▶ [Written instruction] Reproduce every entry that follows word for word, but omit the images.

▶ [Recorded data]
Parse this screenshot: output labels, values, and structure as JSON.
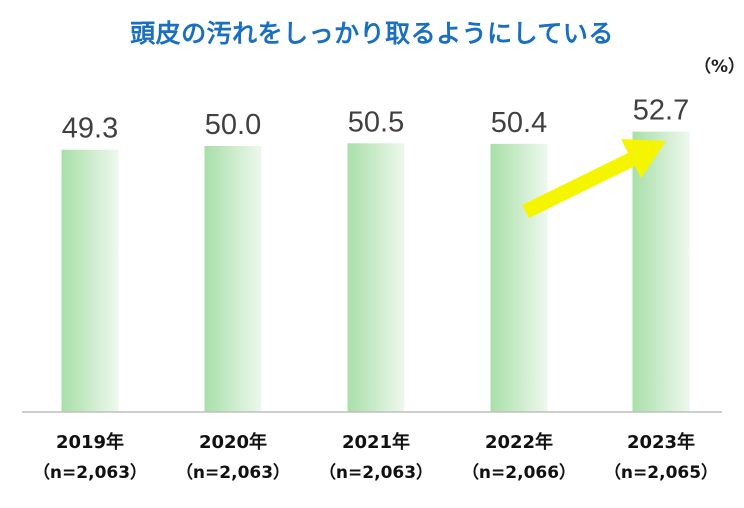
{
  "colors": {
    "bar_start": "#a8dfa8",
    "bar_end": "#eef8ee",
    "title": "#1a6fc0",
    "arrow": "#f5f500",
    "axis": "#bfbfbf"
  },
  "chart_data": {
    "type": "bar",
    "title": "頭皮の汚れをしっかり取るようにしている",
    "unit": "（%）",
    "categories": [
      "2019年",
      "2020年",
      "2021年",
      "2022年",
      "2023年"
    ],
    "sample_sizes": [
      "（n=2,063）",
      "（n=2,063）",
      "（n=2,063）",
      "（n=2,066）",
      "（n=2,065）"
    ],
    "values": [
      49.3,
      50.0,
      50.5,
      50.4,
      52.7
    ],
    "value_labels": [
      "49.3",
      "50.0",
      "50.5",
      "50.4",
      "52.7"
    ],
    "ylim": [
      0,
      55
    ],
    "annotation": "arrow pointing to 2023 bar",
    "grid": false,
    "legend": "none"
  }
}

▶ [Answer for the task]
Parse this screenshot: output labels, values, and structure as JSON.
{
  "colors": {
    "bar_start": "#a8dfa8",
    "bar_end": "#eef8ee",
    "title": "#1a6fc0",
    "arrow": "#f5f500",
    "axis": "#bfbfbf"
  },
  "chart_data": {
    "type": "bar",
    "title": "頭皮の汚れをしっかり取るようにしている",
    "unit": "（%）",
    "categories": [
      "2019年",
      "2020年",
      "2021年",
      "2022年",
      "2023年"
    ],
    "sample_sizes": [
      "（n=2,063）",
      "（n=2,063）",
      "（n=2,063）",
      "（n=2,066）",
      "（n=2,065）"
    ],
    "values": [
      49.3,
      50.0,
      50.5,
      50.4,
      52.7
    ],
    "value_labels": [
      "49.3",
      "50.0",
      "50.5",
      "50.4",
      "52.7"
    ],
    "ylim": [
      0,
      55
    ],
    "annotation": "arrow pointing to 2023 bar",
    "grid": false,
    "legend": "none"
  }
}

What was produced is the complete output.